** start Supplied entries **

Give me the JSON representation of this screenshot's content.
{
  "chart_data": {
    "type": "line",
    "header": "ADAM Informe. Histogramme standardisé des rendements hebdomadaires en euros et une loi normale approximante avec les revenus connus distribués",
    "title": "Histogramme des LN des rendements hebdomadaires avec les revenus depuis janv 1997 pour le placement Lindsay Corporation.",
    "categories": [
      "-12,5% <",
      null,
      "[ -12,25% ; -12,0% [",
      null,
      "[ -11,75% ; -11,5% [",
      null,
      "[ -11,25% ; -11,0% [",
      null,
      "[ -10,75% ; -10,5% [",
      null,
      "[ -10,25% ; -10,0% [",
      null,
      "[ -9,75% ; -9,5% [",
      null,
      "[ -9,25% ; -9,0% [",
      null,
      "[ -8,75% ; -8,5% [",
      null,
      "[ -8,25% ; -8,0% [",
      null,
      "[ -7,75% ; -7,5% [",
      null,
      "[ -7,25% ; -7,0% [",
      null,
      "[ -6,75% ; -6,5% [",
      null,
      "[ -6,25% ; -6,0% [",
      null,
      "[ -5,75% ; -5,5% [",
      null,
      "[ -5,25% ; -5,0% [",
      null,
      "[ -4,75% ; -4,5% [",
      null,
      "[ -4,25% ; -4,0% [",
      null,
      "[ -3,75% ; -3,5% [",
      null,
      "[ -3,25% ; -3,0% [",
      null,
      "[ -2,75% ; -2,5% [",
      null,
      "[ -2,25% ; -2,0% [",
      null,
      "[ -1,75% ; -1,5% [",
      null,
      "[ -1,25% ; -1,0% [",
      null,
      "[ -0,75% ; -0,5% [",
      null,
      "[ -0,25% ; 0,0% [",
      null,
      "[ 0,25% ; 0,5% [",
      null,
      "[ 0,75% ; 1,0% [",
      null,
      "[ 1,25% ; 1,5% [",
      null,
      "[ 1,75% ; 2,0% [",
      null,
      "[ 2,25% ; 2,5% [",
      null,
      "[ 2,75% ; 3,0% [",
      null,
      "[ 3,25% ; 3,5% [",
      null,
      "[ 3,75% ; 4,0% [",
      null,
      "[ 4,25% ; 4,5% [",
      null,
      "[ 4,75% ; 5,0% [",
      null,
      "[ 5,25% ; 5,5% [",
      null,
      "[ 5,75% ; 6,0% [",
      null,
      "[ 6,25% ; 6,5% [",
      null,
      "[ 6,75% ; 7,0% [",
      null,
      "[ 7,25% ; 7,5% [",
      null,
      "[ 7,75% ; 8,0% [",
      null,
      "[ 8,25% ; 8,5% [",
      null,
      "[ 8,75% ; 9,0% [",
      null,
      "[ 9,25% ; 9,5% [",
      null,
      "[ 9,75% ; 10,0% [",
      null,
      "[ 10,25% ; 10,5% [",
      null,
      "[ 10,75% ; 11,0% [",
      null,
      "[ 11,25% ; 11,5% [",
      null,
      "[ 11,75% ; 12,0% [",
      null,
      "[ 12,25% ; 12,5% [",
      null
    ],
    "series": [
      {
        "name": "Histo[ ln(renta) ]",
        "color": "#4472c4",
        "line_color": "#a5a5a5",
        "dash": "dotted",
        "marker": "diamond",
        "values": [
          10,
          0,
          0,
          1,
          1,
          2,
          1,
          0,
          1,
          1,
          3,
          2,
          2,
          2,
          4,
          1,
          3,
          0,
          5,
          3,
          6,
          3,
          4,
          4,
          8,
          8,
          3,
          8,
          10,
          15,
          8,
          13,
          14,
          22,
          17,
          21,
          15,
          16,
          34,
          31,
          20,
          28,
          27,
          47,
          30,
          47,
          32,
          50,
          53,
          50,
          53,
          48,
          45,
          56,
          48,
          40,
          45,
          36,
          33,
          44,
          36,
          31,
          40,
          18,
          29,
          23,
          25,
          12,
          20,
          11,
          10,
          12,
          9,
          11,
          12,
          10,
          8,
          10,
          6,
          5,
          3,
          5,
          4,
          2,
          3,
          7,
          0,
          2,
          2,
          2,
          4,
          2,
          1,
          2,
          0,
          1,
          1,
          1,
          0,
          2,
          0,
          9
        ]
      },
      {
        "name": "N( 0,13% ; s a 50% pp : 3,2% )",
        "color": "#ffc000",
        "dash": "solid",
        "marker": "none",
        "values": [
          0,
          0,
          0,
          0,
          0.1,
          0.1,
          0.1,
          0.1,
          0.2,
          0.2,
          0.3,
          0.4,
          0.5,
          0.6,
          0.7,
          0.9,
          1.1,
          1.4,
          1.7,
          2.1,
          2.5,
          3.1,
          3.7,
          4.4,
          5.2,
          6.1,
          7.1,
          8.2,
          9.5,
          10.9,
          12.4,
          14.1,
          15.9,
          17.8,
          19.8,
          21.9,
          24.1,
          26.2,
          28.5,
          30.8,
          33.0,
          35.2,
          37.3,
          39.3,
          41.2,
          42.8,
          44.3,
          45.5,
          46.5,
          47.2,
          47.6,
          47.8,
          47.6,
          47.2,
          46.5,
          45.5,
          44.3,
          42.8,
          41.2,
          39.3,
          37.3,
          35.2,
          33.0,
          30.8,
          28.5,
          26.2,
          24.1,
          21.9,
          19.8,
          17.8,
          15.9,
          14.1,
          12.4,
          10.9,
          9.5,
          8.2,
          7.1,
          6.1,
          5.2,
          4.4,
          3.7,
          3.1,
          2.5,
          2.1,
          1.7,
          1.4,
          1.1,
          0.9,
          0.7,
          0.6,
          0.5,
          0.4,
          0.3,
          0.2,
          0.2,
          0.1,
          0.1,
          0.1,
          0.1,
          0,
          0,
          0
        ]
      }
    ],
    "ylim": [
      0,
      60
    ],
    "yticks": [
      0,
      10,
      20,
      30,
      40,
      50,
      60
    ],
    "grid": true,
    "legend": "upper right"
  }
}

** end Supplied entries **

• _Instructions for the task_: Copy out each line of the data where the string "rendements" appears.

• _Written solution_:
    "header": "ADAM Informe. Histogramme standardisé des rendements hebdomadaires en euros et une loi normale approximante avec les revenus connus distribués",
    "title": "Histogramme des LN des rendements hebdomadaires avec les revenus depuis janv 1997 pour le placement Lindsay Corporation.",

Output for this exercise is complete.